> [Exercise goal] Count the lines below that contain the word "chọn", and report only that number.

> [Data entries]
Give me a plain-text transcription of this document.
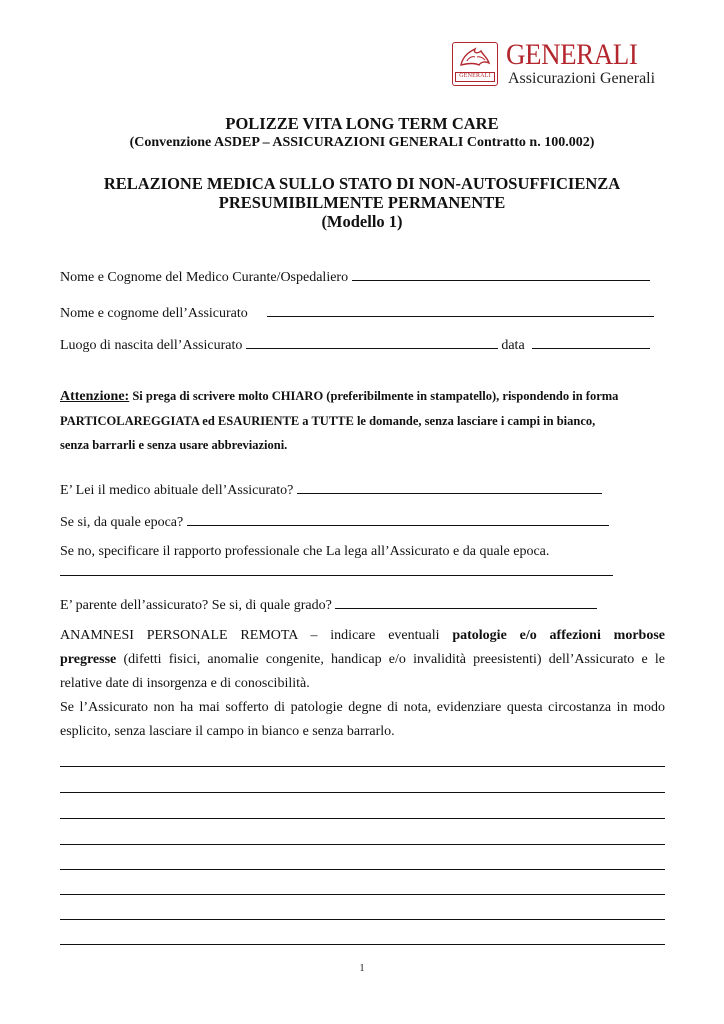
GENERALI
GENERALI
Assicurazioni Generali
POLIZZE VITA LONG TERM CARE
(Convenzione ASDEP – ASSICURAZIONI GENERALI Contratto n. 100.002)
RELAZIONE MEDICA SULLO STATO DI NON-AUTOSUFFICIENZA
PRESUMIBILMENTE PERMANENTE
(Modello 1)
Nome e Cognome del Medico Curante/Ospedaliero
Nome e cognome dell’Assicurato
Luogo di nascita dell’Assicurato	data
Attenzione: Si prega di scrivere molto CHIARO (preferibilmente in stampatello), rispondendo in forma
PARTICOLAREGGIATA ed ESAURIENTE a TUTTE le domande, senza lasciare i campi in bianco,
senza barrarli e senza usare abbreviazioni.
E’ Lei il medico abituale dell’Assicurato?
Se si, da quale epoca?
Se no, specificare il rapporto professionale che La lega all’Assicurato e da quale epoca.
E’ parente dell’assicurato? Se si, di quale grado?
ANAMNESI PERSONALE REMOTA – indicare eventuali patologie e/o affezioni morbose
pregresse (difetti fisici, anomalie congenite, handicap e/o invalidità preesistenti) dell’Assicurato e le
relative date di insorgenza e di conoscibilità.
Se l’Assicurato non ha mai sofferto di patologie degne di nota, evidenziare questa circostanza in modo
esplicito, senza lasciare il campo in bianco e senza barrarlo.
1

==

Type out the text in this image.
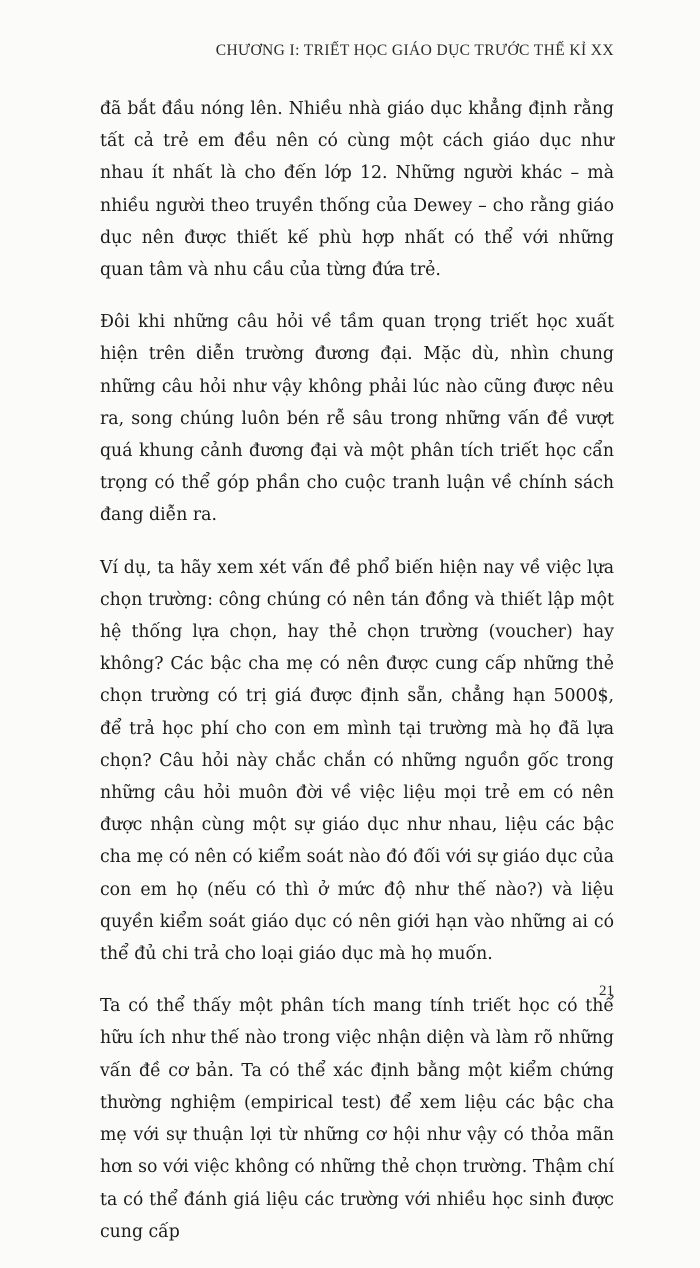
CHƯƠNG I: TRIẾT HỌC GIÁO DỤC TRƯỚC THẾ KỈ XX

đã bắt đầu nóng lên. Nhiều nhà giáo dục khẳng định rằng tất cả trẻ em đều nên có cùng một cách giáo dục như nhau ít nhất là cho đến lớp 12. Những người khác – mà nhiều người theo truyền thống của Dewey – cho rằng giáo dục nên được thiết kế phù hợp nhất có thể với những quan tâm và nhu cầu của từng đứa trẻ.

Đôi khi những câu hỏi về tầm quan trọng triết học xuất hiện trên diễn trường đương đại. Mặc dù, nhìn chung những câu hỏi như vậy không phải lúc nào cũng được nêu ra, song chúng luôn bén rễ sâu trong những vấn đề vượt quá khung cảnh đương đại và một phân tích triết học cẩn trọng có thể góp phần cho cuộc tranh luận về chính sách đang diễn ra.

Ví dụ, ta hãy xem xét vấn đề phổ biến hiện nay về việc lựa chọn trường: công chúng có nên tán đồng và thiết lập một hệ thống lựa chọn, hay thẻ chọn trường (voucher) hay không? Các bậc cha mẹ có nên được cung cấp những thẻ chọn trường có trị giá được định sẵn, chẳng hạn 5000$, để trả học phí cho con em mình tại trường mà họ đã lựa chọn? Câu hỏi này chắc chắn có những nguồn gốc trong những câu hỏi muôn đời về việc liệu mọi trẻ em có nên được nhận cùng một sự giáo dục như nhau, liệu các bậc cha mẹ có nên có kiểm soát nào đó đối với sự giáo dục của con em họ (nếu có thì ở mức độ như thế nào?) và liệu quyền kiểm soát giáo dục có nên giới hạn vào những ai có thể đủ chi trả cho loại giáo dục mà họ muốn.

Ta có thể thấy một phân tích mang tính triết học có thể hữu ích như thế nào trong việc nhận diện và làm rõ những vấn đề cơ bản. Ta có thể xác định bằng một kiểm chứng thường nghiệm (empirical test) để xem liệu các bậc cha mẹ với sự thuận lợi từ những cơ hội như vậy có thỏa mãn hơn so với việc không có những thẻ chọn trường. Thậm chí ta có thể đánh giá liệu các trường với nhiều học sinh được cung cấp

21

* * *

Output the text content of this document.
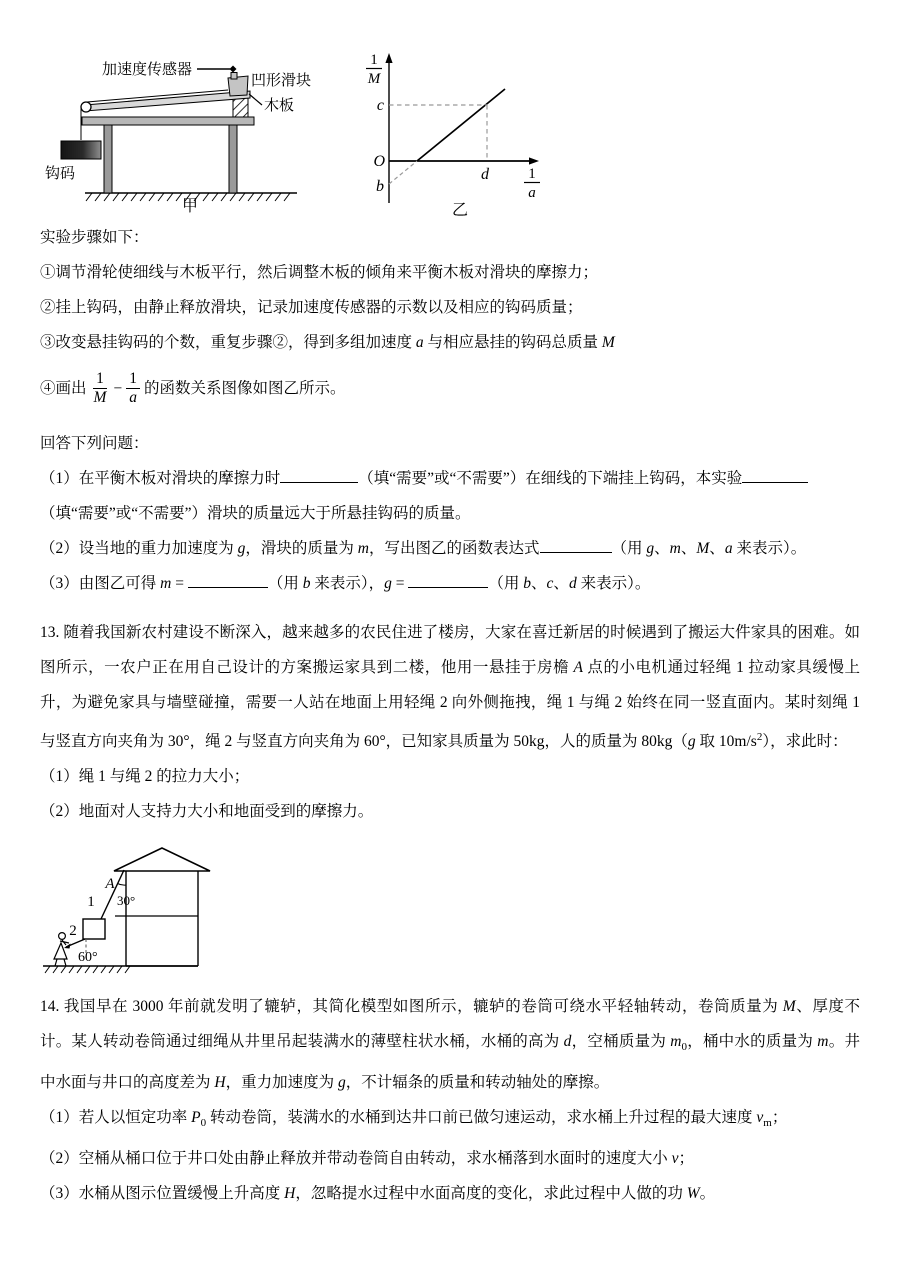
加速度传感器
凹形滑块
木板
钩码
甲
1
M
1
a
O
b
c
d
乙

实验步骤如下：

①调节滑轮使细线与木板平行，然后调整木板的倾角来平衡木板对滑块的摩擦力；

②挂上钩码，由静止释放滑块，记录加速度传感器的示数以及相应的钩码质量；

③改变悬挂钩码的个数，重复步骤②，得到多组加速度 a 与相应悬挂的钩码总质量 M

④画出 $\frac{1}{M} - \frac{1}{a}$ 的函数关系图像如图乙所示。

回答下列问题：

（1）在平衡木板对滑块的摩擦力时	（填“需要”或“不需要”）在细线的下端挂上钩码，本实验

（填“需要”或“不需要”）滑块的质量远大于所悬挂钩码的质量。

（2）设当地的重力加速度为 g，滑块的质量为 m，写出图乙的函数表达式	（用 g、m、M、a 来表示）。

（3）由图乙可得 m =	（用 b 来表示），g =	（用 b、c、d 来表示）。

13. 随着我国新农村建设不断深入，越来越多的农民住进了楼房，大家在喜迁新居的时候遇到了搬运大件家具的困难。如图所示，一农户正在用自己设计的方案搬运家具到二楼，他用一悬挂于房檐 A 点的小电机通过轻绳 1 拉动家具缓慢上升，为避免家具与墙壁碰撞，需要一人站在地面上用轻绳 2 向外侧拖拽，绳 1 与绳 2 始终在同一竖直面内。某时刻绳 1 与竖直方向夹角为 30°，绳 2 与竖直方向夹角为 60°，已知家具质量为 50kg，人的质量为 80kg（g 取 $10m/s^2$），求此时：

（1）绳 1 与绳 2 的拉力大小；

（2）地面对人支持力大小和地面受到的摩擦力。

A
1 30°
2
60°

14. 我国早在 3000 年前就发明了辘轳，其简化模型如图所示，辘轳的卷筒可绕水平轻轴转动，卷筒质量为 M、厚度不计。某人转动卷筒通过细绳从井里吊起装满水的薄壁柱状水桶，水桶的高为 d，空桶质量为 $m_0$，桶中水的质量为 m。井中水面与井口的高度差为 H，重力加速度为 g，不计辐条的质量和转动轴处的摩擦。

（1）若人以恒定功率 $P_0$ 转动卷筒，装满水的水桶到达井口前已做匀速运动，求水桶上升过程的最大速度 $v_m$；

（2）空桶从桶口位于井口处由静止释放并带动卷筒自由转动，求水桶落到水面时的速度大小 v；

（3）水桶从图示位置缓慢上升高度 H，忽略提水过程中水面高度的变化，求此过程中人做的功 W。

> [Reply] 2